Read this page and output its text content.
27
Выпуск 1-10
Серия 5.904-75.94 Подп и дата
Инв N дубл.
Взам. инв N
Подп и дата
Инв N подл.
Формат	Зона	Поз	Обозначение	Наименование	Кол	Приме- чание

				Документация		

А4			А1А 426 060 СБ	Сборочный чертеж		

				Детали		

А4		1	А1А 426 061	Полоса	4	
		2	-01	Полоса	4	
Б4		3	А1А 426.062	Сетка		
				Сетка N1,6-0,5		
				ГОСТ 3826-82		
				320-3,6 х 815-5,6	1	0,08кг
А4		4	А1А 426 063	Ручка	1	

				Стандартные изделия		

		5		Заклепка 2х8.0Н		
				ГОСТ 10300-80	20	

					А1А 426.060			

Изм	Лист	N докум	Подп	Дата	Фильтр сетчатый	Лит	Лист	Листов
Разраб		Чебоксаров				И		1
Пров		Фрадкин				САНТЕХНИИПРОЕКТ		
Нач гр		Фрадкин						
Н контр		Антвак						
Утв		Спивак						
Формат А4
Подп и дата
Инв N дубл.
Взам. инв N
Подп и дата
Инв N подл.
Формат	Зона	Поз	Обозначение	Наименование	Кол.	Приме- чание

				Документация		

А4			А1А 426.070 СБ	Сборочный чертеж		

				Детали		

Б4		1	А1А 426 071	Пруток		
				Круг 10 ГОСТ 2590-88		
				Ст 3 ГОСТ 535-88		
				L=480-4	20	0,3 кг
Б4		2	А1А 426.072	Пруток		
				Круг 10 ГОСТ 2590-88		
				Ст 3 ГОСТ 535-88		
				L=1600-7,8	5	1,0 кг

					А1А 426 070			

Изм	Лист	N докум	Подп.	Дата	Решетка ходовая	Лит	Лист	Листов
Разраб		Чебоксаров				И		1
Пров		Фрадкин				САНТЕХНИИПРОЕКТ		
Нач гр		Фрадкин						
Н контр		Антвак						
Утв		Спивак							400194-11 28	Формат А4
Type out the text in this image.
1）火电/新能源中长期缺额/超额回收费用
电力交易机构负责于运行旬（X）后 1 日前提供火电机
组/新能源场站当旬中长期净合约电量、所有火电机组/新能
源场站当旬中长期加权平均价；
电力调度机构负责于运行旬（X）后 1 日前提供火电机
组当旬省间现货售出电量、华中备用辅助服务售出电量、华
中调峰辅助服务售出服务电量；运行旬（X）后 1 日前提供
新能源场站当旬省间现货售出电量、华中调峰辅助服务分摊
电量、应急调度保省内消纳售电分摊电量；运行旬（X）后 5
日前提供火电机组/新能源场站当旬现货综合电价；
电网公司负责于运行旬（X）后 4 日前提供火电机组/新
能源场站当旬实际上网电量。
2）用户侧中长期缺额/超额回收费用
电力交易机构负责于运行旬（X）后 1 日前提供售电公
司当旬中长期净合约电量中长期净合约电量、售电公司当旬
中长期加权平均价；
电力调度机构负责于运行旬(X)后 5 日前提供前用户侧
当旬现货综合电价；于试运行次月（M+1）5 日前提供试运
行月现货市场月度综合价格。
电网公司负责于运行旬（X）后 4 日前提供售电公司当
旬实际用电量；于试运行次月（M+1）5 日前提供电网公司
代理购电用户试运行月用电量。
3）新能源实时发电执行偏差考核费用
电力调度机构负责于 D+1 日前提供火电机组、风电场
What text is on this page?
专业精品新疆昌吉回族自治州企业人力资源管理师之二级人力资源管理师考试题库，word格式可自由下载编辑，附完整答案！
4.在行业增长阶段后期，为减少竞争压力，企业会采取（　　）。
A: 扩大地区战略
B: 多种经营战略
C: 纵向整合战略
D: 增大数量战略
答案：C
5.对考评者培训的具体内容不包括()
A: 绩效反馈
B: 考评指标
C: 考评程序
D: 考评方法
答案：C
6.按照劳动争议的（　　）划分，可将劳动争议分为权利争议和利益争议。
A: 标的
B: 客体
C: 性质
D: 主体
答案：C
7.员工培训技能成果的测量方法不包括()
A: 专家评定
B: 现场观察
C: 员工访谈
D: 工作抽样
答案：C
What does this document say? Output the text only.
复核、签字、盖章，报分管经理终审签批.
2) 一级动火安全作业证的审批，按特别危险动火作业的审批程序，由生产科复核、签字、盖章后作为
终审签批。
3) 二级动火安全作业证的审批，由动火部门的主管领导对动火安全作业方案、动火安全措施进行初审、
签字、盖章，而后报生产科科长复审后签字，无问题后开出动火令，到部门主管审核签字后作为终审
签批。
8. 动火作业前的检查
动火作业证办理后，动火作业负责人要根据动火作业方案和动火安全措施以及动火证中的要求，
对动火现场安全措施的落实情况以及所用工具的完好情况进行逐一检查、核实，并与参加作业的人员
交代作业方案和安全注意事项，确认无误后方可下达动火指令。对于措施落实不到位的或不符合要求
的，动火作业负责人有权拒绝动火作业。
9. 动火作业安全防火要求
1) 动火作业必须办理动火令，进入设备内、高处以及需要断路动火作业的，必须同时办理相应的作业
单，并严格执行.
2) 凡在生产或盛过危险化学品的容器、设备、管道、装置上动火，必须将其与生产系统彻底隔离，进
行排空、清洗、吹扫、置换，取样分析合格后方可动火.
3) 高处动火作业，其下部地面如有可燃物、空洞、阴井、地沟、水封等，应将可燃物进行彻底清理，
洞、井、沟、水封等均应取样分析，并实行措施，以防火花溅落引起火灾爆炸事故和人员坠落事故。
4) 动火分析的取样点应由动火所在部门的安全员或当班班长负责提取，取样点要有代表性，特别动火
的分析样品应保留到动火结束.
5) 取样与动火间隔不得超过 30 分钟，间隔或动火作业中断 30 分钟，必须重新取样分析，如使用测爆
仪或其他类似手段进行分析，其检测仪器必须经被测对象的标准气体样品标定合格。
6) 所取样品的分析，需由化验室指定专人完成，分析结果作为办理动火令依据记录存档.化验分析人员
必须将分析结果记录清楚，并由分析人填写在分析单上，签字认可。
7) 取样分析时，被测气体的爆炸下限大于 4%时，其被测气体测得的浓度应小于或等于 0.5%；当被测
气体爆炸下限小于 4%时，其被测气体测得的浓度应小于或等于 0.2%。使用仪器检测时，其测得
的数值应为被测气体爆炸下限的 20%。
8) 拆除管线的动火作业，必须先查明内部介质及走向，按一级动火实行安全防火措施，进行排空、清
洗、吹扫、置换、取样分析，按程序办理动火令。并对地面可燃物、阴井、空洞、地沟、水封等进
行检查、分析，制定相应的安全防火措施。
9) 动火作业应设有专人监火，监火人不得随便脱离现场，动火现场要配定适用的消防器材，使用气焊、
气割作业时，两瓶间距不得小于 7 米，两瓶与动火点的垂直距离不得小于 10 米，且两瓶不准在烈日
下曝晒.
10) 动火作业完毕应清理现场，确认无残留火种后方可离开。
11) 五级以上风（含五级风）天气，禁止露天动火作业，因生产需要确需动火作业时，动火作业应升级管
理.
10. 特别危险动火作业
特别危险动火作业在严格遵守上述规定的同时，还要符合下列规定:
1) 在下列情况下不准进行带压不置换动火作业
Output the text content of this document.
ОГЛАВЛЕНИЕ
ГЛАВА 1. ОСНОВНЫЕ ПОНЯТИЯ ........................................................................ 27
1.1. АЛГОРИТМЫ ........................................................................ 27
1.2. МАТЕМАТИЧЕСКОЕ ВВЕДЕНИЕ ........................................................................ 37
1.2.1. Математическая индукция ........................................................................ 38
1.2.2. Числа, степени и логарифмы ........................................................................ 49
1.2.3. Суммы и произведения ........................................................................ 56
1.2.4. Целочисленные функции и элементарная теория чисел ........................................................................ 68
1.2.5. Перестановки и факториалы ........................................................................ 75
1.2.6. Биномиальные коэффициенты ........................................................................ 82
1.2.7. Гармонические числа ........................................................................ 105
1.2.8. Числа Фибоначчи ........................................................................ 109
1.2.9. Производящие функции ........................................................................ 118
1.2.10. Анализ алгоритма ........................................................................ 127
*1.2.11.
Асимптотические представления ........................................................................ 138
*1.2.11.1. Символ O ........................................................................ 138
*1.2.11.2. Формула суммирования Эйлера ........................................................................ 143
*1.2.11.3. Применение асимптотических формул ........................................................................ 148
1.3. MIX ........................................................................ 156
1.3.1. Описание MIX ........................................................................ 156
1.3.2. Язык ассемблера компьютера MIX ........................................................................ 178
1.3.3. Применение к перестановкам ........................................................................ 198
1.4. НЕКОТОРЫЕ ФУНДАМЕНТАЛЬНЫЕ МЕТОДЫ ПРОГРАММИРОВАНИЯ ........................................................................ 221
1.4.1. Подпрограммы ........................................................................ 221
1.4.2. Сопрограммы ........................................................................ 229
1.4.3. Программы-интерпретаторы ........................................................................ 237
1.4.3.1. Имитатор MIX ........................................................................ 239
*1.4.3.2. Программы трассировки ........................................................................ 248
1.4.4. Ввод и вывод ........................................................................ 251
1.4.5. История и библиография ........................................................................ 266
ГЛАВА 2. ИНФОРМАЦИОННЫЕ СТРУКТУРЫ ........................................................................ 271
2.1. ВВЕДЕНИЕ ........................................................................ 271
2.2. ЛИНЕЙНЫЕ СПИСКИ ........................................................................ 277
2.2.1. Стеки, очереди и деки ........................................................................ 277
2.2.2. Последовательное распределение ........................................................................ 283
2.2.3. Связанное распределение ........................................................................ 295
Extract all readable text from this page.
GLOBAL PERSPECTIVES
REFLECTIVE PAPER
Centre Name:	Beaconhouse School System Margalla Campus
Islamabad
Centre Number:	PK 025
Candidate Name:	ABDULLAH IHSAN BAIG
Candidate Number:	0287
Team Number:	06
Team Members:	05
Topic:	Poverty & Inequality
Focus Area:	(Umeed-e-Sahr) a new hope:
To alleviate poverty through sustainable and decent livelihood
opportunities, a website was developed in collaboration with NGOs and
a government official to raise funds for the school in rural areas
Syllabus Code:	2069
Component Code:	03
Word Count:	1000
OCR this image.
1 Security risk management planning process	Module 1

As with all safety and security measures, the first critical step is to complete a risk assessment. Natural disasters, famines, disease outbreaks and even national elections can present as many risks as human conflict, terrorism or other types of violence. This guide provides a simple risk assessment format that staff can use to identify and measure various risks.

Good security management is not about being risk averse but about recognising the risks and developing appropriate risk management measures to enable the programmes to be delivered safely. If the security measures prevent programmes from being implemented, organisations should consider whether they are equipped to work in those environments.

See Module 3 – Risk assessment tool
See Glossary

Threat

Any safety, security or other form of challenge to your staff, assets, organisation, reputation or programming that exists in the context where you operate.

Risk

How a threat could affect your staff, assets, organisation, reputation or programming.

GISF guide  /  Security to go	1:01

......

EXERCISE BRIEF: Gather all lines with the string "other" from the data.

THE OUTPUT:
As with all safety and security measures, the first critical step is to complete a risk assessment. Natural disasters, famines, disease outbreaks and even national elections can present as many risks as human conflict, terrorism or other types of violence. This guide provides a simple risk assessment format that staff can use to identify and measure various risks.
Any safety, security or other form of challenge to your staff, assets, organisation, reputation or programming that exists in the context where you operate.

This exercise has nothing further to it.